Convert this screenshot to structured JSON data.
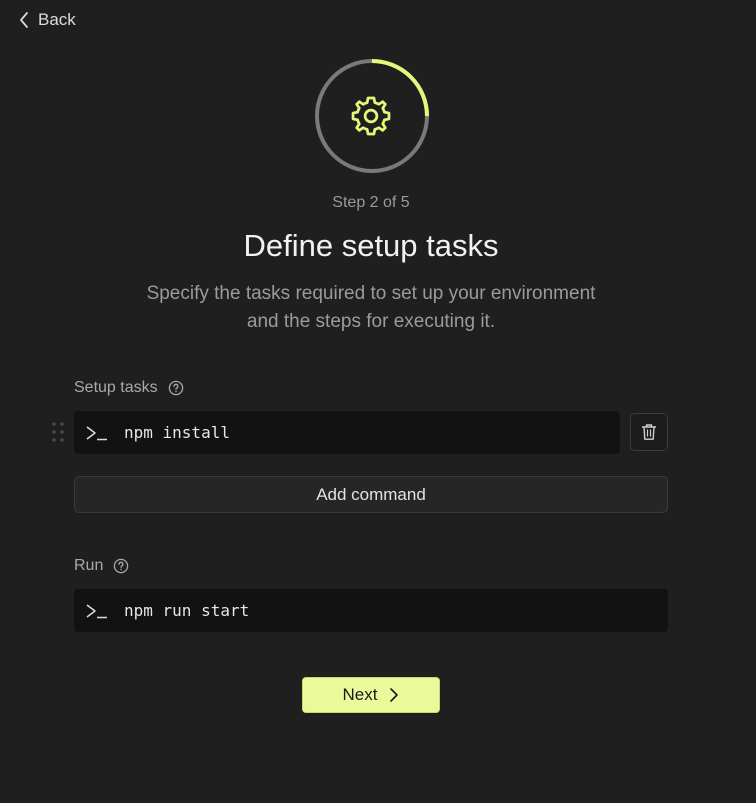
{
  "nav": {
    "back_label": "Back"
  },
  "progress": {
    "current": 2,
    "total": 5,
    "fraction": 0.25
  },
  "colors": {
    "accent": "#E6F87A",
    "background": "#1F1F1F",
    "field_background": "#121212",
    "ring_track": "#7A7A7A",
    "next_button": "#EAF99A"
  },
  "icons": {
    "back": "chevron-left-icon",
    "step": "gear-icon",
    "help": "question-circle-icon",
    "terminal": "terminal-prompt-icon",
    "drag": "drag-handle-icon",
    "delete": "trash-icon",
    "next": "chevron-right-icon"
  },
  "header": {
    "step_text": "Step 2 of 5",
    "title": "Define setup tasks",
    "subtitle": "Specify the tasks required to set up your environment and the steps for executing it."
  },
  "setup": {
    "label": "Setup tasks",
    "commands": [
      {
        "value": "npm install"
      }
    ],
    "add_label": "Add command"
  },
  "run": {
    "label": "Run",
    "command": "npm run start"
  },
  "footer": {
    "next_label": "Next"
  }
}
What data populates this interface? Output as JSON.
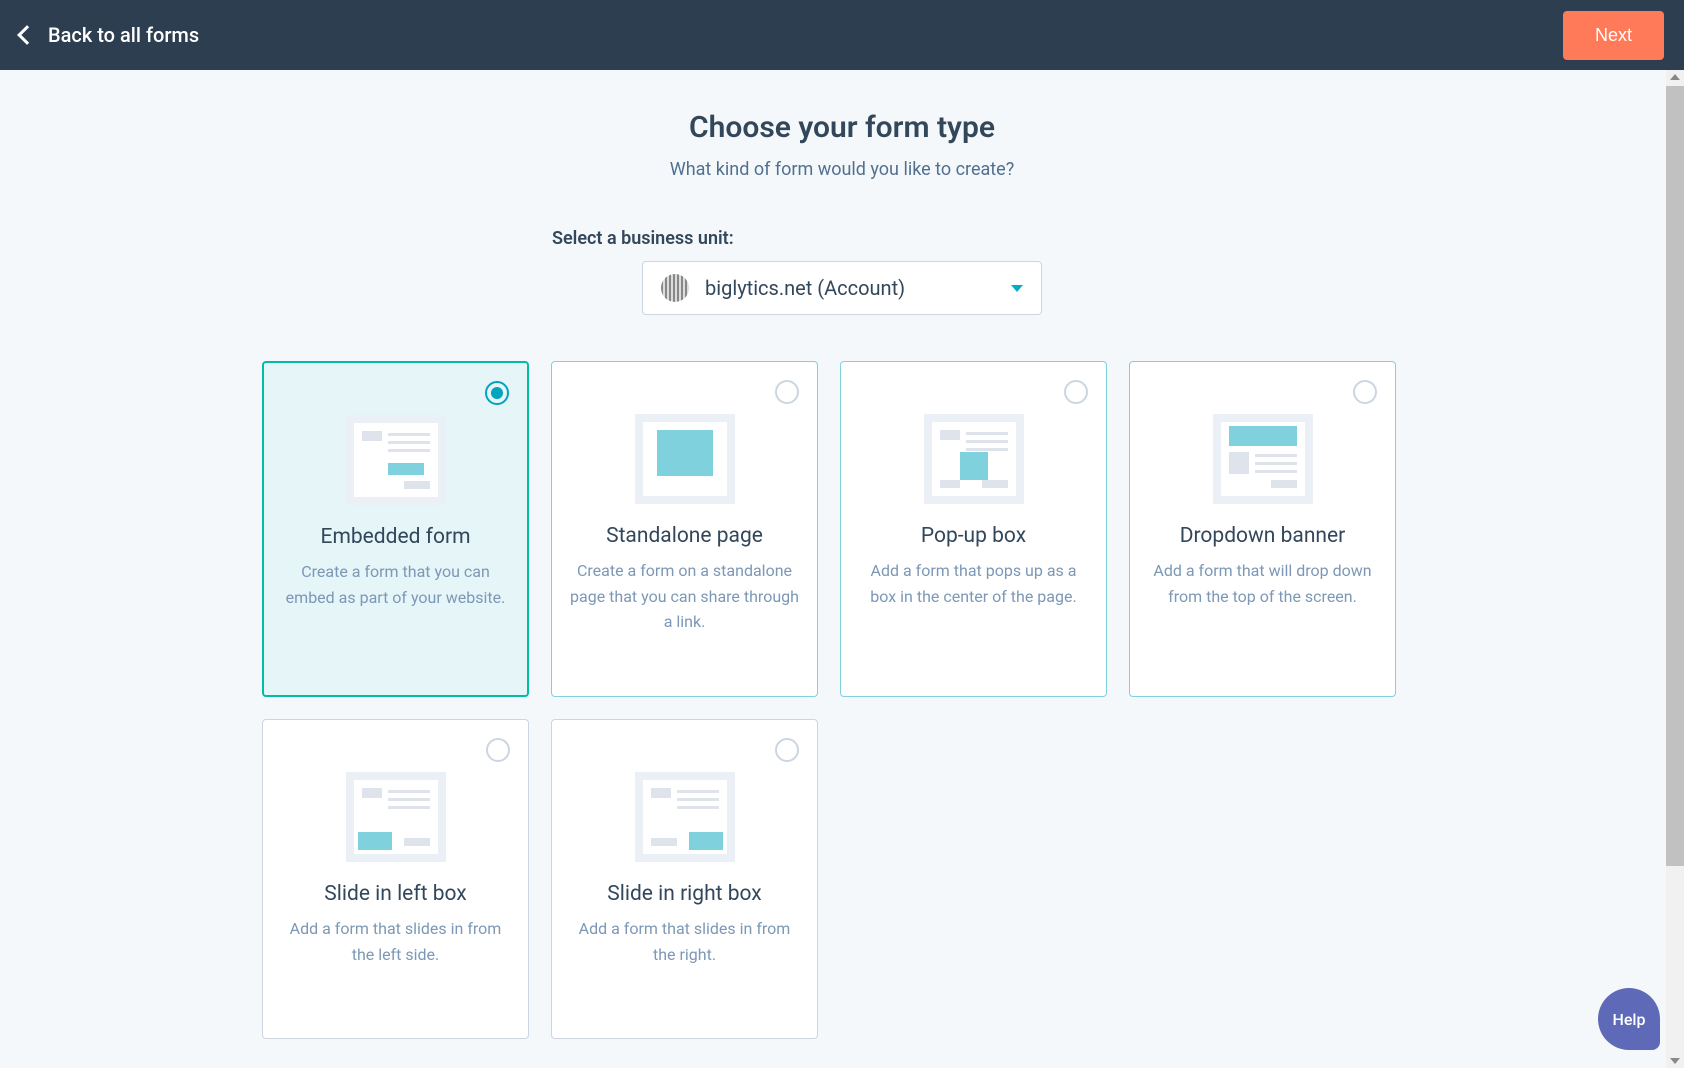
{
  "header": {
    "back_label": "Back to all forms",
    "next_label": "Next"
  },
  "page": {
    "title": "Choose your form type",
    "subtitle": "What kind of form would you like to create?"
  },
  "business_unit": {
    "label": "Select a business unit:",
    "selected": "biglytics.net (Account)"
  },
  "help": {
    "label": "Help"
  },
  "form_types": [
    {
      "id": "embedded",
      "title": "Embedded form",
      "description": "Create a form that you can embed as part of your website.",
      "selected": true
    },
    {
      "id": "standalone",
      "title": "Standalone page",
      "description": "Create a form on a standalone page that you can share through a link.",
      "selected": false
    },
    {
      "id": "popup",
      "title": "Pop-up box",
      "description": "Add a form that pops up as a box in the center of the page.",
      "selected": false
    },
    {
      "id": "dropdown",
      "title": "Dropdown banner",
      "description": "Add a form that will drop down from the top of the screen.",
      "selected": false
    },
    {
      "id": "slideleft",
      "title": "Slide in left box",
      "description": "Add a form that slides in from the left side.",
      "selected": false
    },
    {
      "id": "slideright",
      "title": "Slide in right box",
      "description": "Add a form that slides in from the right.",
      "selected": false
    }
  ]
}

○ ○ ○ ○

Instructions for the task:
Go through the entries above and output them exactly, without pictures.

Solution to this exercise:
Convert this screenshot to structured JSON data.
{
  "nav": {
    "back_label": "Back"
  },
  "progress": {
    "current": 2,
    "total": 5,
    "fraction": 0.25
  },
  "colors": {
    "accent": "#E6F87A",
    "background": "#1F1F1F",
    "field_background": "#121212",
    "ring_track": "#7A7A7A",
    "next_button": "#EAF99A"
  },
  "icons": {
    "back": "chevron-left-icon",
    "step": "gear-icon",
    "help": "question-circle-icon",
    "terminal": "terminal-prompt-icon",
    "drag": "drag-handle-icon",
    "delete": "trash-icon",
    "next": "chevron-right-icon"
  },
  "header": {
    "step_text": "Step 2 of 5",
    "title": "Define setup tasks",
    "subtitle": "Specify the tasks required to set up your environment and the steps for executing it."
  },
  "setup": {
    "label": "Setup tasks",
    "commands": [
      {
        "value": "npm install"
      }
    ],
    "add_label": "Add command"
  },
  "run": {
    "label": "Run",
    "command": "npm run start"
  },
  "footer": {
    "next_label": "Next"
  }
}
What data populates this interface? Output as JSON.
{
  "header": {
    "back_label": "Back to all forms",
    "next_label": "Next"
  },
  "page": {
    "title": "Choose your form type",
    "subtitle": "What kind of form would you like to create?"
  },
  "business_unit": {
    "label": "Select a business unit:",
    "selected": "biglytics.net (Account)"
  },
  "help": {
    "label": "Help"
  },
  "form_types": [
    {
      "id": "embedded",
      "title": "Embedded form",
      "description": "Create a form that you can embed as part of your website.",
      "selected": true
    },
    {
      "id": "standalone",
      "title": "Standalone page",
      "description": "Create a form on a standalone page that you can share through a link.",
      "selected": false
    },
    {
      "id": "popup",
      "title": "Pop-up box",
      "description": "Add a form that pops up as a box in the center of the page.",
      "selected": false
    },
    {
      "id": "dropdown",
      "title": "Dropdown banner",
      "description": "Add a form that will drop down from the top of the screen.",
      "selected": false
    },
    {
      "id": "slideleft",
      "title": "Slide in left box",
      "description": "Add a form that slides in from the left side.",
      "selected": false
    },
    {
      "id": "slideright",
      "title": "Slide in right box",
      "description": "Add a form that slides in from the right.",
      "selected": false
    }
  ]
}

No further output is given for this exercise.